» **What is being asked**: Filter the listing below, copying every line in which the word "Decentralized" appears.
START Data for this task
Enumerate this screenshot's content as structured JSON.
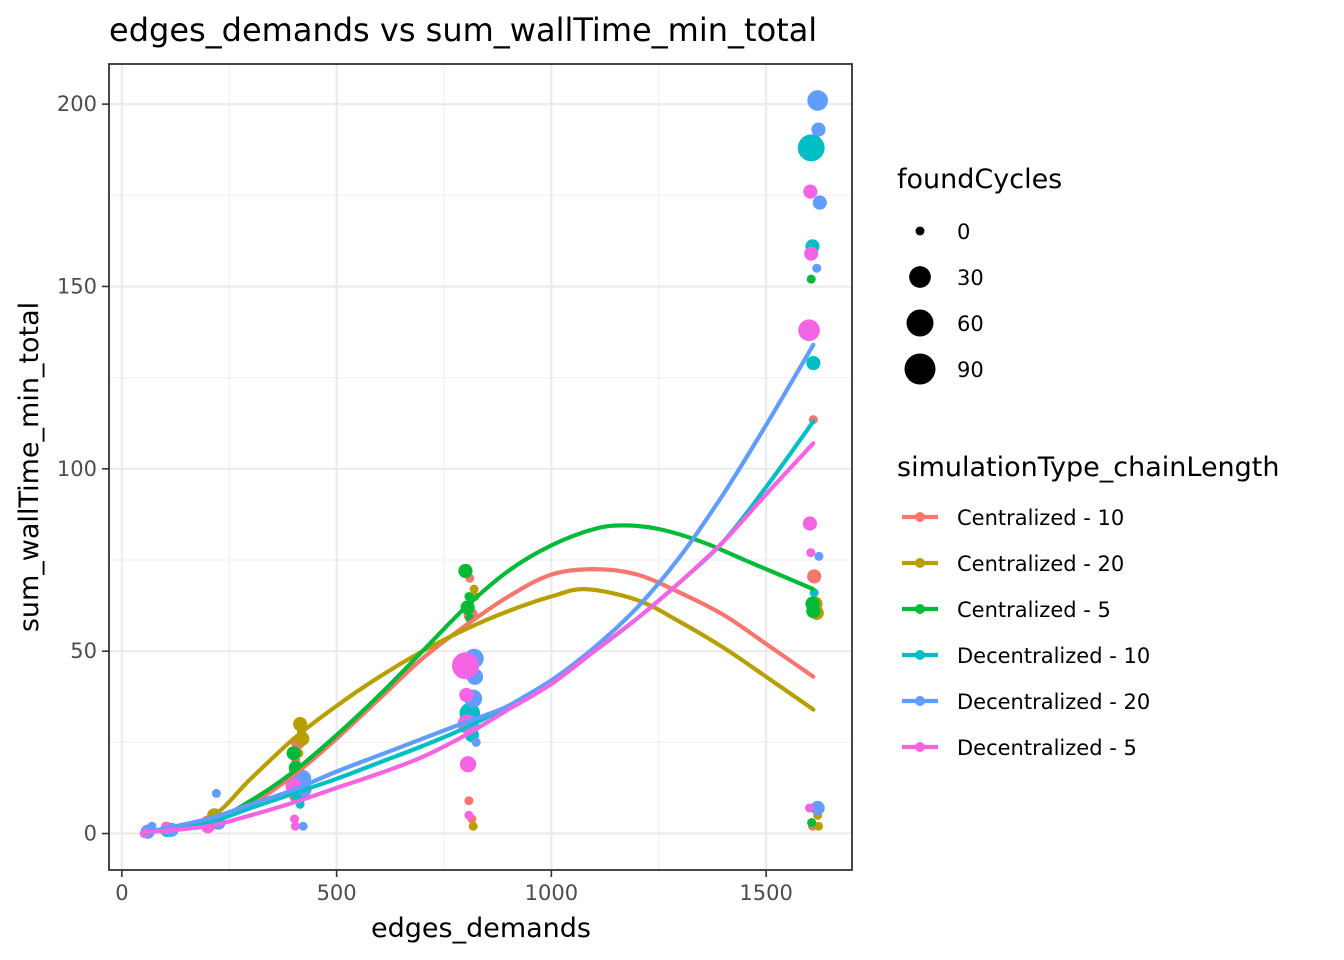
{
  "chart_data": {
    "type": "scatter",
    "title": "edges_demands  vs  sum_wallTime_min_total",
    "xlabel": "edges_demands",
    "ylabel": "sum_wallTime_min_total",
    "xlim": [
      -30,
      1700
    ],
    "ylim": [
      -10,
      211
    ],
    "x_ticks": [
      0,
      500,
      1000,
      1500
    ],
    "y_ticks": [
      0,
      50,
      100,
      150,
      200
    ],
    "x_tick_labels": [
      "0",
      "500",
      "1000",
      "1500"
    ],
    "y_tick_labels": [
      "0",
      "50",
      "100",
      "150",
      "200"
    ],
    "grid": true,
    "legend_position": "right",
    "size_legend": {
      "title": "foundCycles",
      "entries": [
        {
          "label": "0",
          "value": 0
        },
        {
          "label": "30",
          "value": 30
        },
        {
          "label": "60",
          "value": 60
        },
        {
          "label": "90",
          "value": 90
        }
      ]
    },
    "color_legend": {
      "title": "simulationType_chainLength"
    },
    "series": [
      {
        "name": "Centralized - 10",
        "color": "#F8766D",
        "points": [
          [
            55,
            0,
            0
          ],
          [
            60,
            0.3,
            0
          ],
          [
            100,
            1,
            0
          ],
          [
            110,
            1.5,
            0
          ],
          [
            200,
            3,
            5
          ],
          [
            210,
            4,
            0
          ],
          [
            400,
            10,
            0
          ],
          [
            405,
            20,
            0
          ],
          [
            410,
            25,
            5
          ],
          [
            415,
            12,
            0
          ],
          [
            810,
            70,
            0
          ],
          [
            812,
            60,
            5
          ],
          [
            808,
            9,
            0
          ],
          [
            815,
            4,
            0
          ],
          [
            1610,
            113.5,
            0
          ],
          [
            1612,
            70.5,
            5
          ],
          [
            1608,
            2,
            0
          ]
        ],
        "trend": [
          [
            55,
            0.3
          ],
          [
            200,
            3
          ],
          [
            300,
            8
          ],
          [
            400,
            16
          ],
          [
            500,
            26
          ],
          [
            600,
            37
          ],
          [
            700,
            48
          ],
          [
            800,
            57
          ],
          [
            900,
            65
          ],
          [
            1000,
            71
          ],
          [
            1100,
            72.5
          ],
          [
            1200,
            71
          ],
          [
            1300,
            66
          ],
          [
            1400,
            60
          ],
          [
            1500,
            52
          ],
          [
            1610,
            43
          ]
        ]
      },
      {
        "name": "Centralized - 20",
        "color": "#B79F00",
        "points": [
          [
            58,
            0,
            0
          ],
          [
            62,
            0.2,
            0
          ],
          [
            105,
            2,
            0
          ],
          [
            112,
            1,
            0
          ],
          [
            215,
            5,
            5
          ],
          [
            220,
            4,
            0
          ],
          [
            415,
            30,
            5
          ],
          [
            418,
            28,
            0
          ],
          [
            420,
            26,
            5
          ],
          [
            412,
            22,
            0
          ],
          [
            820,
            67,
            0
          ],
          [
            822,
            65,
            0
          ],
          [
            818,
            2,
            0
          ],
          [
            1615,
            63,
            5
          ],
          [
            1618,
            60.5,
            5
          ],
          [
            1620,
            5,
            0
          ],
          [
            1622,
            2,
            0
          ]
        ],
        "trend": [
          [
            55,
            0.3
          ],
          [
            200,
            4
          ],
          [
            300,
            15
          ],
          [
            400,
            26
          ],
          [
            500,
            35
          ],
          [
            600,
            43
          ],
          [
            700,
            50
          ],
          [
            800,
            56
          ],
          [
            900,
            61
          ],
          [
            1000,
            65
          ],
          [
            1080,
            67
          ],
          [
            1200,
            64
          ],
          [
            1300,
            58
          ],
          [
            1400,
            51
          ],
          [
            1500,
            43
          ],
          [
            1610,
            34
          ]
        ]
      },
      {
        "name": "Centralized - 5",
        "color": "#00BA38",
        "points": [
          [
            52,
            0,
            0
          ],
          [
            56,
            0.5,
            0
          ],
          [
            100,
            1,
            0
          ],
          [
            108,
            0.5,
            0
          ],
          [
            205,
            3,
            0
          ],
          [
            400,
            22,
            5
          ],
          [
            405,
            18,
            5
          ],
          [
            408,
            14,
            0
          ],
          [
            800,
            72,
            5
          ],
          [
            805,
            62,
            5
          ],
          [
            808,
            65,
            0
          ],
          [
            810,
            59,
            0
          ],
          [
            1605,
            152,
            0
          ],
          [
            1608,
            63,
            5
          ],
          [
            1610,
            61,
            5
          ],
          [
            1606,
            3,
            0
          ]
        ],
        "trend": [
          [
            55,
            0.2
          ],
          [
            200,
            3
          ],
          [
            300,
            9
          ],
          [
            400,
            17
          ],
          [
            500,
            27
          ],
          [
            600,
            38
          ],
          [
            700,
            50
          ],
          [
            800,
            62
          ],
          [
            900,
            72
          ],
          [
            1000,
            79
          ],
          [
            1100,
            83.5
          ],
          [
            1170,
            84.5
          ],
          [
            1250,
            83.5
          ],
          [
            1350,
            80
          ],
          [
            1450,
            75
          ],
          [
            1550,
            70
          ],
          [
            1610,
            67
          ]
        ]
      },
      {
        "name": "Decentralized - 10",
        "color": "#00BFC4",
        "points": [
          [
            55,
            0,
            0
          ],
          [
            60,
            0.3,
            0
          ],
          [
            105,
            1,
            5
          ],
          [
            110,
            0.5,
            0
          ],
          [
            210,
            3,
            5
          ],
          [
            215,
            4,
            0
          ],
          [
            410,
            13,
            25
          ],
          [
            412,
            10,
            5
          ],
          [
            415,
            8,
            0
          ],
          [
            810,
            33,
            25
          ],
          [
            812,
            30,
            10
          ],
          [
            815,
            27,
            5
          ],
          [
            1605,
            188,
            60
          ],
          [
            1608,
            161,
            5
          ],
          [
            1610,
            129,
            5
          ],
          [
            1612,
            66,
            0
          ],
          [
            1609,
            7,
            0
          ]
        ],
        "trend": [
          [
            55,
            0.3
          ],
          [
            200,
            3
          ],
          [
            300,
            7
          ],
          [
            400,
            11
          ],
          [
            500,
            15
          ],
          [
            600,
            19.5
          ],
          [
            700,
            24
          ],
          [
            800,
            29
          ],
          [
            900,
            35
          ],
          [
            1000,
            42
          ],
          [
            1100,
            50
          ],
          [
            1200,
            59
          ],
          [
            1300,
            69
          ],
          [
            1400,
            80
          ],
          [
            1500,
            95
          ],
          [
            1610,
            113
          ]
        ]
      },
      {
        "name": "Decentralized - 20",
        "color": "#619CFF",
        "points": [
          [
            60,
            0.5,
            5
          ],
          [
            65,
            1,
            0
          ],
          [
            70,
            2,
            0
          ],
          [
            115,
            1,
            5
          ],
          [
            120,
            0.5,
            0
          ],
          [
            220,
            11,
            0
          ],
          [
            225,
            3,
            5
          ],
          [
            420,
            15,
            15
          ],
          [
            422,
            2,
            0
          ],
          [
            425,
            12,
            5
          ],
          [
            820,
            48,
            20
          ],
          [
            822,
            43,
            10
          ],
          [
            818,
            37,
            15
          ],
          [
            825,
            25,
            0
          ],
          [
            1620,
            201,
            25
          ],
          [
            1622,
            193,
            5
          ],
          [
            1625,
            173,
            5
          ],
          [
            1618,
            155,
            0
          ],
          [
            1623,
            76,
            0
          ],
          [
            1620,
            7,
            5
          ]
        ],
        "trend": [
          [
            55,
            0.3
          ],
          [
            200,
            4
          ],
          [
            300,
            8
          ],
          [
            400,
            12
          ],
          [
            500,
            17
          ],
          [
            600,
            21.5
          ],
          [
            700,
            26
          ],
          [
            800,
            30.5
          ],
          [
            900,
            35
          ],
          [
            1000,
            42
          ],
          [
            1100,
            51
          ],
          [
            1200,
            62
          ],
          [
            1300,
            76
          ],
          [
            1400,
            93
          ],
          [
            1500,
            112
          ],
          [
            1610,
            134
          ]
        ]
      },
      {
        "name": "Decentralized - 5",
        "color": "#F564E3",
        "points": [
          [
            52,
            0,
            0
          ],
          [
            55,
            0.2,
            0
          ],
          [
            100,
            1,
            0
          ],
          [
            102,
            2,
            0
          ],
          [
            200,
            2,
            5
          ],
          [
            205,
            3,
            0
          ],
          [
            400,
            13,
            10
          ],
          [
            402,
            4,
            0
          ],
          [
            404,
            2,
            0
          ],
          [
            800,
            46,
            60
          ],
          [
            802,
            38,
            5
          ],
          [
            804,
            30,
            20
          ],
          [
            806,
            19,
            10
          ],
          [
            808,
            5,
            0
          ],
          [
            1600,
            138,
            30
          ],
          [
            1603,
            176,
            5
          ],
          [
            1605,
            159,
            5
          ],
          [
            1602,
            85,
            5
          ],
          [
            1604,
            77,
            0
          ],
          [
            1601,
            7,
            0
          ]
        ],
        "trend": [
          [
            55,
            0.3
          ],
          [
            200,
            2
          ],
          [
            300,
            5
          ],
          [
            400,
            8.5
          ],
          [
            500,
            12.5
          ],
          [
            600,
            16.5
          ],
          [
            700,
            21
          ],
          [
            800,
            27
          ],
          [
            900,
            34
          ],
          [
            1000,
            41
          ],
          [
            1100,
            50
          ],
          [
            1200,
            59
          ],
          [
            1300,
            69
          ],
          [
            1400,
            80
          ],
          [
            1500,
            93
          ],
          [
            1610,
            107
          ]
        ]
      }
    ]
  }
}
END Data for this task
» **Reply**:
        "name": "Decentralized - 10",
        "name": "Decentralized - 20",
        "name": "Decentralized - 5",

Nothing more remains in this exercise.